▶ Exercise brief: Look through the records below and collect all lines that hold the string "author".

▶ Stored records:
━━━

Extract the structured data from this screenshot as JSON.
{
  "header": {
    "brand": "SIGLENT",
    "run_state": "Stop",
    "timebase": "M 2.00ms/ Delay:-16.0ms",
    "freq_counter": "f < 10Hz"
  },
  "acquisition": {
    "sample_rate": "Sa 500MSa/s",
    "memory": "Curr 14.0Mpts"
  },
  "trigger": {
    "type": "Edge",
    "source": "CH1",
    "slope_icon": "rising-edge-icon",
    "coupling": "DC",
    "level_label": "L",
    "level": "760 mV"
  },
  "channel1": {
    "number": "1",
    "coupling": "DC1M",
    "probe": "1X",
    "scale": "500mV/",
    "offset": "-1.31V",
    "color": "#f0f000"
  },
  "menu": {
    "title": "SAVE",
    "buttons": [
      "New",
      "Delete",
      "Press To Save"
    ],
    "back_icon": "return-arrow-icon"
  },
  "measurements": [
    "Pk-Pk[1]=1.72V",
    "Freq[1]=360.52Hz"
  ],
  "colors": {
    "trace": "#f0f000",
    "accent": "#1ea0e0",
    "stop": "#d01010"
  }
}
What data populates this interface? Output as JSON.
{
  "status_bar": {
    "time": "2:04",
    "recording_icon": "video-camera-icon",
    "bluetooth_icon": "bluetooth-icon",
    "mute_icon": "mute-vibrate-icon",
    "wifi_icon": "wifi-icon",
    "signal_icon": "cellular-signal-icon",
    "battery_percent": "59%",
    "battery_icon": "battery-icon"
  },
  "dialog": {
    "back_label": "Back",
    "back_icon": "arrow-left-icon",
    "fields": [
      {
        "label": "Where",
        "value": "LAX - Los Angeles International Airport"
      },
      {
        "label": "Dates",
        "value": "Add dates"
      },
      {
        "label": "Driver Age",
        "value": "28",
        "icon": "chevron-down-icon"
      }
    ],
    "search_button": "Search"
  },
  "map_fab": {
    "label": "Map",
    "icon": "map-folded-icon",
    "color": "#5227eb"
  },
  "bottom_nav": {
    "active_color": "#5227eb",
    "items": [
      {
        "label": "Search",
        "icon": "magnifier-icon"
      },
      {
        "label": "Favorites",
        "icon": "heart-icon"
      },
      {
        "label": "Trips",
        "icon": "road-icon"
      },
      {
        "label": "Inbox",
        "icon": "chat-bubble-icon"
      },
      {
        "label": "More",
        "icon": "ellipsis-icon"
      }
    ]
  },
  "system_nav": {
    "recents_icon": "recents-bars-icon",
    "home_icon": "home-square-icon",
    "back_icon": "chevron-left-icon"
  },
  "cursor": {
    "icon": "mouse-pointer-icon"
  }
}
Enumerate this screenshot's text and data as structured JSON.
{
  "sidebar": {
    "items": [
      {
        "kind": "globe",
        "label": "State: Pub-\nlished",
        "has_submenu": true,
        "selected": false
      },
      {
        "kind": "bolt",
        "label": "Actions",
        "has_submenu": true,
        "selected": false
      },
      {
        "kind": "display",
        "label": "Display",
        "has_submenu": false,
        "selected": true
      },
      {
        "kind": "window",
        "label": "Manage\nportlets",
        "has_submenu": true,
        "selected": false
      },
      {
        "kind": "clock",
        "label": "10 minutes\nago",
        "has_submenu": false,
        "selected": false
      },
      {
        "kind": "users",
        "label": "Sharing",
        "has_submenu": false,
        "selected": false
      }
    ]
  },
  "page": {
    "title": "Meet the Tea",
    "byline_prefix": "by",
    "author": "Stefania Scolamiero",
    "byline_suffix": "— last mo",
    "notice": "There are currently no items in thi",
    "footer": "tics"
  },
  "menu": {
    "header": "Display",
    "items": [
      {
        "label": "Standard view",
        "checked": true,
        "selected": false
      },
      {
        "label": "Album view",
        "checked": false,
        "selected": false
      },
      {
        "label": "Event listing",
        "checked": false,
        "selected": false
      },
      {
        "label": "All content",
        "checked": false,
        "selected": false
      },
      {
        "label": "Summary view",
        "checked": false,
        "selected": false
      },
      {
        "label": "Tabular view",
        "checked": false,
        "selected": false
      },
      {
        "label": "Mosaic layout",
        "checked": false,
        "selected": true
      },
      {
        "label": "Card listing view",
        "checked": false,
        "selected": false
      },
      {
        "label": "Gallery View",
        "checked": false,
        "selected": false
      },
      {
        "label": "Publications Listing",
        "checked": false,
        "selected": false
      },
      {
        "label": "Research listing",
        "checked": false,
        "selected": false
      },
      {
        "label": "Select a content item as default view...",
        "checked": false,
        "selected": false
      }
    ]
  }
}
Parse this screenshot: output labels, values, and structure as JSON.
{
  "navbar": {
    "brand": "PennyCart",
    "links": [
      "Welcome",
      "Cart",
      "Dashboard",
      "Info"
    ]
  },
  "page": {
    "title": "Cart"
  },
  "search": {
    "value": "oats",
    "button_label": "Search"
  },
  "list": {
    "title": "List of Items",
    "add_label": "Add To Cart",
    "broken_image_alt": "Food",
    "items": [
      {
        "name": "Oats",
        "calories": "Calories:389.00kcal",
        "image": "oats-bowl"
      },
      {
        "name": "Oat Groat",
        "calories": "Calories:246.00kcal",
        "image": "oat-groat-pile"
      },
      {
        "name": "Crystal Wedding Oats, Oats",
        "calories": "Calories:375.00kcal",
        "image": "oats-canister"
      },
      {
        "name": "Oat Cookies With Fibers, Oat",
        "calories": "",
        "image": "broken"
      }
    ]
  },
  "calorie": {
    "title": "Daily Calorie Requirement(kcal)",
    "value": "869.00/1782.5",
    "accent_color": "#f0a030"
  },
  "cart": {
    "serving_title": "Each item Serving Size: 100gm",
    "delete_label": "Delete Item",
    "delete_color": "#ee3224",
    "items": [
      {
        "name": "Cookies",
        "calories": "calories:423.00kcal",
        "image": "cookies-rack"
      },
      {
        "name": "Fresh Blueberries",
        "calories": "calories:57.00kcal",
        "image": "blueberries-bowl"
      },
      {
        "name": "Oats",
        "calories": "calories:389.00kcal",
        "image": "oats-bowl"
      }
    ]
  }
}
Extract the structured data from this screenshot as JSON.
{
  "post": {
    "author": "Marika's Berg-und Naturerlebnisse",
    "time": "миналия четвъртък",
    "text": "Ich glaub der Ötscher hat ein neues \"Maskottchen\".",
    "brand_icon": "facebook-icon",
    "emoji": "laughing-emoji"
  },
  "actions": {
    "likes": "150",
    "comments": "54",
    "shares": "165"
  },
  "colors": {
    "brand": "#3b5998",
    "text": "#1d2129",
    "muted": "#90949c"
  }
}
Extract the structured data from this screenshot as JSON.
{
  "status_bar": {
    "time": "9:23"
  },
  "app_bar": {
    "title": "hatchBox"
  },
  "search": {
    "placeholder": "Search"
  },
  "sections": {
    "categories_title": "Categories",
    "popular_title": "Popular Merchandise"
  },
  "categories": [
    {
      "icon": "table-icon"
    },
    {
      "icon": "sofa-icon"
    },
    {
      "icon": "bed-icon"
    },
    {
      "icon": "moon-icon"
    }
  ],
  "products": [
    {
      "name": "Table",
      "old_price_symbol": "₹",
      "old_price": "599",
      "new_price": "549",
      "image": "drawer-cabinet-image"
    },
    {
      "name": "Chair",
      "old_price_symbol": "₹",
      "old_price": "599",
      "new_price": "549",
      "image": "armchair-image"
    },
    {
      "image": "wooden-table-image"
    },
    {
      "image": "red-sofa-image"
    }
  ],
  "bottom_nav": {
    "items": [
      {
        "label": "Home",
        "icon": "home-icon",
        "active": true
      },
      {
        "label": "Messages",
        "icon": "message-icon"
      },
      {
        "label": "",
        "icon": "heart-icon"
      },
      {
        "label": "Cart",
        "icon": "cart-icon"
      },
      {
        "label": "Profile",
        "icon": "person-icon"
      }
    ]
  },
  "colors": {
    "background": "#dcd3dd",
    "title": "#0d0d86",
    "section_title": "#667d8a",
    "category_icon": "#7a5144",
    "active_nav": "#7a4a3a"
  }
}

━━━

▶ Response to this exercise:
    "author": "Stefania Scolamiero",
    "author": "Marika's Berg-und Naturerlebnisse",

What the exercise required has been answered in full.